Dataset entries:

*-*-*

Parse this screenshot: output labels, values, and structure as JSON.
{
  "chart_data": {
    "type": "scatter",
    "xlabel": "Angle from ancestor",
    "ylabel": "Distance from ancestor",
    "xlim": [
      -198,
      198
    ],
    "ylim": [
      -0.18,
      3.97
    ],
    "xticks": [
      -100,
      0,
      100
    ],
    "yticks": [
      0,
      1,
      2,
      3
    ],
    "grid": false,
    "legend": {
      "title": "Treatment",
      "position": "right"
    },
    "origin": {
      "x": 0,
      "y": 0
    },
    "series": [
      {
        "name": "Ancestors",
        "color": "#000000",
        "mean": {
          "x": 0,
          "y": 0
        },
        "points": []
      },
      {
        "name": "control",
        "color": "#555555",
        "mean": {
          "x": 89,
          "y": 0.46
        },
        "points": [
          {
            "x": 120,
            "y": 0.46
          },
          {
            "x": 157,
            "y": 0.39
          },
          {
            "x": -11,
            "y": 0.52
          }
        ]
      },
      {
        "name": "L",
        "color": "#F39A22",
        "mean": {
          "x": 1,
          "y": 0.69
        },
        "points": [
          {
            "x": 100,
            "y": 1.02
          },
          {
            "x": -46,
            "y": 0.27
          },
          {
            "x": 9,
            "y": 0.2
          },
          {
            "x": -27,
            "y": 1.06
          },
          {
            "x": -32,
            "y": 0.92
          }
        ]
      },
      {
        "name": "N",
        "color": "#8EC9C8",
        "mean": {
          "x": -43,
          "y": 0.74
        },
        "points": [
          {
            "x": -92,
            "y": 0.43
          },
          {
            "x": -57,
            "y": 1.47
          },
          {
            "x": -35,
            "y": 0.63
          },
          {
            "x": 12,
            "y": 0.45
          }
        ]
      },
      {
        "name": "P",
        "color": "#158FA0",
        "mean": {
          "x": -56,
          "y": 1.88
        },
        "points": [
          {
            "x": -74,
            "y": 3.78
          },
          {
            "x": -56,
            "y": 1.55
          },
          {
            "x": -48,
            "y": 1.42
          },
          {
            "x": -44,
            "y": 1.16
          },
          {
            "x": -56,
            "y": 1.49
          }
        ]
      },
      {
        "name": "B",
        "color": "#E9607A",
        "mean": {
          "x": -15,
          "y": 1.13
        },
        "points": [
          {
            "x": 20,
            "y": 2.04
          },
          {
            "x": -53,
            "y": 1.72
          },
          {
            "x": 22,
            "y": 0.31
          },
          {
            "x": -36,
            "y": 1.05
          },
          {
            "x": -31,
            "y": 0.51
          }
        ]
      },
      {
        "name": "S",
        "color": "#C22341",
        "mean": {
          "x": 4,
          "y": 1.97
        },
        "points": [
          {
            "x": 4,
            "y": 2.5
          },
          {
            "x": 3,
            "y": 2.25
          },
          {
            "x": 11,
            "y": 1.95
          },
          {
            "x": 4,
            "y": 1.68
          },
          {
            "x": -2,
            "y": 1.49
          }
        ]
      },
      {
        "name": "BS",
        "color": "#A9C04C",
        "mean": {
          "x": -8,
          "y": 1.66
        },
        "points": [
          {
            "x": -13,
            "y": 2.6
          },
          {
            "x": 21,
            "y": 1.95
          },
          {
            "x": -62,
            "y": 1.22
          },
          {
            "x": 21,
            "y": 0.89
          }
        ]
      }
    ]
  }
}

*-*-*

> _Goal of the exercise_: Extract every record. Keep wording exact.

> _Solution for this exercise_:
Parse this screenshot: output labels, values, and structure as JSON.
{
  "chart_data": {
    "type": "scatter",
    "xlabel": "Angle from ancestor",
    "ylabel": "Distance from ancestor",
    "xlim": [
      -198,
      198
    ],
    "ylim": [
      -0.18,
      3.97
    ],
    "xticks": [
      -100,
      0,
      100
    ],
    "yticks": [
      0,
      1,
      2,
      3
    ],
    "grid": false,
    "legend": {
      "title": "Treatment",
      "position": "right"
    },
    "origin": {
      "x": 0,
      "y": 0
    },
    "series": [
      {
        "name": "Ancestors",
        "color": "#000000",
        "mean": {
          "x": 0,
          "y": 0
        },
        "points": []
      },
      {
        "name": "control",
        "color": "#555555",
        "mean": {
          "x": 89,
          "y": 0.46
        },
        "points": [
          {
            "x": 120,
            "y": 0.46
          },
          {
            "x": 157,
            "y": 0.39
          },
          {
            "x": -11,
            "y": 0.52
          }
        ]
      },
      {
        "name": "L",
        "color": "#F39A22",
        "mean": {
          "x": 1,
          "y": 0.69
        },
        "points": [
          {
            "x": 100,
            "y": 1.02
          },
          {
            "x": -46,
            "y": 0.27
          },
          {
            "x": 9,
            "y": 0.2
          },
          {
            "x": -27,
            "y": 1.06
          },
          {
            "x": -32,
            "y": 0.92
          }
        ]
      },
      {
        "name": "N",
        "color": "#8EC9C8",
        "mean": {
          "x": -43,
          "y": 0.74
        },
        "points": [
          {
            "x": -92,
            "y": 0.43
          },
          {
            "x": -57,
            "y": 1.47
          },
          {
            "x": -35,
            "y": 0.63
          },
          {
            "x": 12,
            "y": 0.45
          }
        ]
      },
      {
        "name": "P",
        "color": "#158FA0",
        "mean": {
          "x": -56,
          "y": 1.88
        },
        "points": [
          {
            "x": -74,
            "y": 3.78
          },
          {
            "x": -56,
            "y": 1.55
          },
          {
            "x": -48,
            "y": 1.42
          },
          {
            "x": -44,
            "y": 1.16
          },
          {
            "x": -56,
            "y": 1.49
          }
        ]
      },
      {
        "name": "B",
        "color": "#E9607A",
        "mean": {
          "x": -15,
          "y": 1.13
        },
        "points": [
          {
            "x": 20,
            "y": 2.04
          },
          {
            "x": -53,
            "y": 1.72
          },
          {
            "x": 22,
            "y": 0.31
          },
          {
            "x": -36,
            "y": 1.05
          },
          {
            "x": -31,
            "y": 0.51
          }
        ]
      },
      {
        "name": "S",
        "color": "#C22341",
        "mean": {
          "x": 4,
          "y": 1.97
        },
        "points": [
          {
            "x": 4,
            "y": 2.5
          },
          {
            "x": 3,
            "y": 2.25
          },
          {
            "x": 11,
            "y": 1.95
          },
          {
            "x": 4,
            "y": 1.68
          },
          {
            "x": -2,
            "y": 1.49
          }
        ]
      },
      {
        "name": "BS",
        "color": "#A9C04C",
        "mean": {
          "x": -8,
          "y": 1.66
        },
        "points": [
          {
            "x": -13,
            "y": 2.6
          },
          {
            "x": 21,
            "y": 1.95
          },
          {
            "x": -62,
            "y": 1.22
          },
          {
            "x": 21,
            "y": 0.89
          }
        ]
      }
    ]
  }
}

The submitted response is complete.